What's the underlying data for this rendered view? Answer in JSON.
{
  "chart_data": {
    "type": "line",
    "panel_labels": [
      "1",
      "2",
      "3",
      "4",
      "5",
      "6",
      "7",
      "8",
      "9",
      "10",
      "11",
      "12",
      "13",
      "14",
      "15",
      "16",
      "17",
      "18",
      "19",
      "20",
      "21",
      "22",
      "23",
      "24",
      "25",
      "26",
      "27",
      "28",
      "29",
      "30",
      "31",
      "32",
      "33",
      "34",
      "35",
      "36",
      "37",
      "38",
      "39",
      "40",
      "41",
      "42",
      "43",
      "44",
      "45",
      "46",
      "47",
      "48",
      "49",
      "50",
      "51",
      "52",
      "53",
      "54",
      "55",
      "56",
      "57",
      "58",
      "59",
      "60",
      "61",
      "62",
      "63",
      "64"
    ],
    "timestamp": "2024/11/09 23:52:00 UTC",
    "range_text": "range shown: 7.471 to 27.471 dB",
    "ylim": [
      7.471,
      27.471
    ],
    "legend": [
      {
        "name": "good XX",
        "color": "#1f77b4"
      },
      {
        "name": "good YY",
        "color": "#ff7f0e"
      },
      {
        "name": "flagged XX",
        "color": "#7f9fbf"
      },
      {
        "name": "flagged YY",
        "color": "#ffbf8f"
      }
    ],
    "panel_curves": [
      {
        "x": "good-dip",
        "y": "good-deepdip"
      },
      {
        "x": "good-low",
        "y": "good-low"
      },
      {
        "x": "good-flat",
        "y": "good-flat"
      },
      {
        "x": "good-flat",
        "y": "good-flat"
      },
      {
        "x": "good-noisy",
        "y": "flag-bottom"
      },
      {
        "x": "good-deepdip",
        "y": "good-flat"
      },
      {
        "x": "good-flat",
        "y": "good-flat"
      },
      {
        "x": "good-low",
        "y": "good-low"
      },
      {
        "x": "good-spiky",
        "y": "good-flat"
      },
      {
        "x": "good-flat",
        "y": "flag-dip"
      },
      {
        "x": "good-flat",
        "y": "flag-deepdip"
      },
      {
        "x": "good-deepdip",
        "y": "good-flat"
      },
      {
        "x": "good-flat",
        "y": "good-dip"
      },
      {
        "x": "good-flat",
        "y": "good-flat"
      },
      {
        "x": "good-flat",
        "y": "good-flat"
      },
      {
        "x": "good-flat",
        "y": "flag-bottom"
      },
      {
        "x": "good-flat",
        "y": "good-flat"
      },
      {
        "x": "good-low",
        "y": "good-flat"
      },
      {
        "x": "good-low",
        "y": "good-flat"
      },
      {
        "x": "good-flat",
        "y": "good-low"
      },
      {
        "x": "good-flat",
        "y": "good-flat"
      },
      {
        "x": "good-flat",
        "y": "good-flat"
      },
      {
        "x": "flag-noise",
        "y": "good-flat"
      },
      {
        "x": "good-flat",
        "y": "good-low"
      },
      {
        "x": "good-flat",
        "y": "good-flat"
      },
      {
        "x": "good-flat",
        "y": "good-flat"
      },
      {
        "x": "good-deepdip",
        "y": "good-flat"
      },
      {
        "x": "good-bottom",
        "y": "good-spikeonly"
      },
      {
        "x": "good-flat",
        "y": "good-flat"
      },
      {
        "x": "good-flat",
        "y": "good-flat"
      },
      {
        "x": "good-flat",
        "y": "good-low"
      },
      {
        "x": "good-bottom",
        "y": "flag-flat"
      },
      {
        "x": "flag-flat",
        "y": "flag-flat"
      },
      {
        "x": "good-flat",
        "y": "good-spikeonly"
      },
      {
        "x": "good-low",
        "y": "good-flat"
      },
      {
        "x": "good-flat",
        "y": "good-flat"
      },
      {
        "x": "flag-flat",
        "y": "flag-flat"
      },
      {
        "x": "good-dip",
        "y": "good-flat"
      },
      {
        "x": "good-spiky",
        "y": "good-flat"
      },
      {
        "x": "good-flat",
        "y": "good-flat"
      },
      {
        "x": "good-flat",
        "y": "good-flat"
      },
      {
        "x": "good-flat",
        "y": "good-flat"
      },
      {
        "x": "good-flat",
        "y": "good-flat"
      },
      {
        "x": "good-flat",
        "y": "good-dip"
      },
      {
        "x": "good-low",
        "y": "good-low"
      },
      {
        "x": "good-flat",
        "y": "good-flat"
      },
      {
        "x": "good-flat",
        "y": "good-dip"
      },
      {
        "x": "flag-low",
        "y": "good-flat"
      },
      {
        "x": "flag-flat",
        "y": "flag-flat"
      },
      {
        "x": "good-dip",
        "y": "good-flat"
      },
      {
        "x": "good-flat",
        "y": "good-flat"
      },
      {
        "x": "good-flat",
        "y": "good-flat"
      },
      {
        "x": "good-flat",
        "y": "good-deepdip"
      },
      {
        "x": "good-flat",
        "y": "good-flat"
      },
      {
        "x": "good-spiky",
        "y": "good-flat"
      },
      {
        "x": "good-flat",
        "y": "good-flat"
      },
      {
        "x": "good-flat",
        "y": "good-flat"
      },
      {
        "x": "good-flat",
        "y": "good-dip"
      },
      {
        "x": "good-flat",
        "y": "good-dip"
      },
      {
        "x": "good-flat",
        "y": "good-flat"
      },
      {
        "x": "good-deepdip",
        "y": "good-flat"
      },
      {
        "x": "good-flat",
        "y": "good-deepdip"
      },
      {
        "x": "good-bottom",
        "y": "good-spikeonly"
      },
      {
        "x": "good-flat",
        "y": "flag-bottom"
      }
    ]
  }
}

### [To be done]
Write out each line of the data above again, exactly as given.

### [Worked solution]
What's the underlying data for this rendered view? Answer in JSON.
{
  "chart_data": {
    "type": "line",
    "panel_labels": [
      "1",
      "2",
      "3",
      "4",
      "5",
      "6",
      "7",
      "8",
      "9",
      "10",
      "11",
      "12",
      "13",
      "14",
      "15",
      "16",
      "17",
      "18",
      "19",
      "20",
      "21",
      "22",
      "23",
      "24",
      "25",
      "26",
      "27",
      "28",
      "29",
      "30",
      "31",
      "32",
      "33",
      "34",
      "35",
      "36",
      "37",
      "38",
      "39",
      "40",
      "41",
      "42",
      "43",
      "44",
      "45",
      "46",
      "47",
      "48",
      "49",
      "50",
      "51",
      "52",
      "53",
      "54",
      "55",
      "56",
      "57",
      "58",
      "59",
      "60",
      "61",
      "62",
      "63",
      "64"
    ],
    "timestamp": "2024/11/09 23:52:00 UTC",
    "range_text": "range shown: 7.471 to 27.471 dB",
    "ylim": [
      7.471,
      27.471
    ],
    "legend": [
      {
        "name": "good XX",
        "color": "#1f77b4"
      },
      {
        "name": "good YY",
        "color": "#ff7f0e"
      },
      {
        "name": "flagged XX",
        "color": "#7f9fbf"
      },
      {
        "name": "flagged YY",
        "color": "#ffbf8f"
      }
    ],
    "panel_curves": [
      {
        "x": "good-dip",
        "y": "good-deepdip"
      },
      {
        "x": "good-low",
        "y": "good-low"
      },
      {
        "x": "good-flat",
        "y": "good-flat"
      },
      {
        "x": "good-flat",
        "y": "good-flat"
      },
      {
        "x": "good-noisy",
        "y": "flag-bottom"
      },
      {
        "x": "good-deepdip",
        "y": "good-flat"
      },
      {
        "x": "good-flat",
        "y": "good-flat"
      },
      {
        "x": "good-low",
        "y": "good-low"
      },
      {
        "x": "good-spiky",
        "y": "good-flat"
      },
      {
        "x": "good-flat",
        "y": "flag-dip"
      },
      {
        "x": "good-flat",
        "y": "flag-deepdip"
      },
      {
        "x": "good-deepdip",
        "y": "good-flat"
      },
      {
        "x": "good-flat",
        "y": "good-dip"
      },
      {
        "x": "good-flat",
        "y": "good-flat"
      },
      {
        "x": "good-flat",
        "y": "good-flat"
      },
      {
        "x": "good-flat",
        "y": "flag-bottom"
      },
      {
        "x": "good-flat",
        "y": "good-flat"
      },
      {
        "x": "good-low",
        "y": "good-flat"
      },
      {
        "x": "good-low",
        "y": "good-flat"
      },
      {
        "x": "good-flat",
        "y": "good-low"
      },
      {
        "x": "good-flat",
        "y": "good-flat"
      },
      {
        "x": "good-flat",
        "y": "good-flat"
      },
      {
        "x": "flag-noise",
        "y": "good-flat"
      },
      {
        "x": "good-flat",
        "y": "good-low"
      },
      {
        "x": "good-flat",
        "y": "good-flat"
      },
      {
        "x": "good-flat",
        "y": "good-flat"
      },
      {
        "x": "good-deepdip",
        "y": "good-flat"
      },
      {
        "x": "good-bottom",
        "y": "good-spikeonly"
      },
      {
        "x": "good-flat",
        "y": "good-flat"
      },
      {
        "x": "good-flat",
        "y": "good-flat"
      },
      {
        "x": "good-flat",
        "y": "good-low"
      },
      {
        "x": "good-bottom",
        "y": "flag-flat"
      },
      {
        "x": "flag-flat",
        "y": "flag-flat"
      },
      {
        "x": "good-flat",
        "y": "good-spikeonly"
      },
      {
        "x": "good-low",
        "y": "good-flat"
      },
      {
        "x": "good-flat",
        "y": "good-flat"
      },
      {
        "x": "flag-flat",
        "y": "flag-flat"
      },
      {
        "x": "good-dip",
        "y": "good-flat"
      },
      {
        "x": "good-spiky",
        "y": "good-flat"
      },
      {
        "x": "good-flat",
        "y": "good-flat"
      },
      {
        "x": "good-flat",
        "y": "good-flat"
      },
      {
        "x": "good-flat",
        "y": "good-flat"
      },
      {
        "x": "good-flat",
        "y": "good-flat"
      },
      {
        "x": "good-flat",
        "y": "good-dip"
      },
      {
        "x": "good-low",
        "y": "good-low"
      },
      {
        "x": "good-flat",
        "y": "good-flat"
      },
      {
        "x": "good-flat",
        "y": "good-dip"
      },
      {
        "x": "flag-low",
        "y": "good-flat"
      },
      {
        "x": "flag-flat",
        "y": "flag-flat"
      },
      {
        "x": "good-dip",
        "y": "good-flat"
      },
      {
        "x": "good-flat",
        "y": "good-flat"
      },
      {
        "x": "good-flat",
        "y": "good-flat"
      },
      {
        "x": "good-flat",
        "y": "good-deepdip"
      },
      {
        "x": "good-flat",
        "y": "good-flat"
      },
      {
        "x": "good-spiky",
        "y": "good-flat"
      },
      {
        "x": "good-flat",
        "y": "good-flat"
      },
      {
        "x": "good-flat",
        "y": "good-flat"
      },
      {
        "x": "good-flat",
        "y": "good-dip"
      },
      {
        "x": "good-flat",
        "y": "good-dip"
      },
      {
        "x": "good-flat",
        "y": "good-flat"
      },
      {
        "x": "good-deepdip",
        "y": "good-flat"
      },
      {
        "x": "good-flat",
        "y": "good-deepdip"
      },
      {
        "x": "good-bottom",
        "y": "good-spikeonly"
      },
      {
        "x": "good-flat",
        "y": "flag-bottom"
      }
    ]
  }
}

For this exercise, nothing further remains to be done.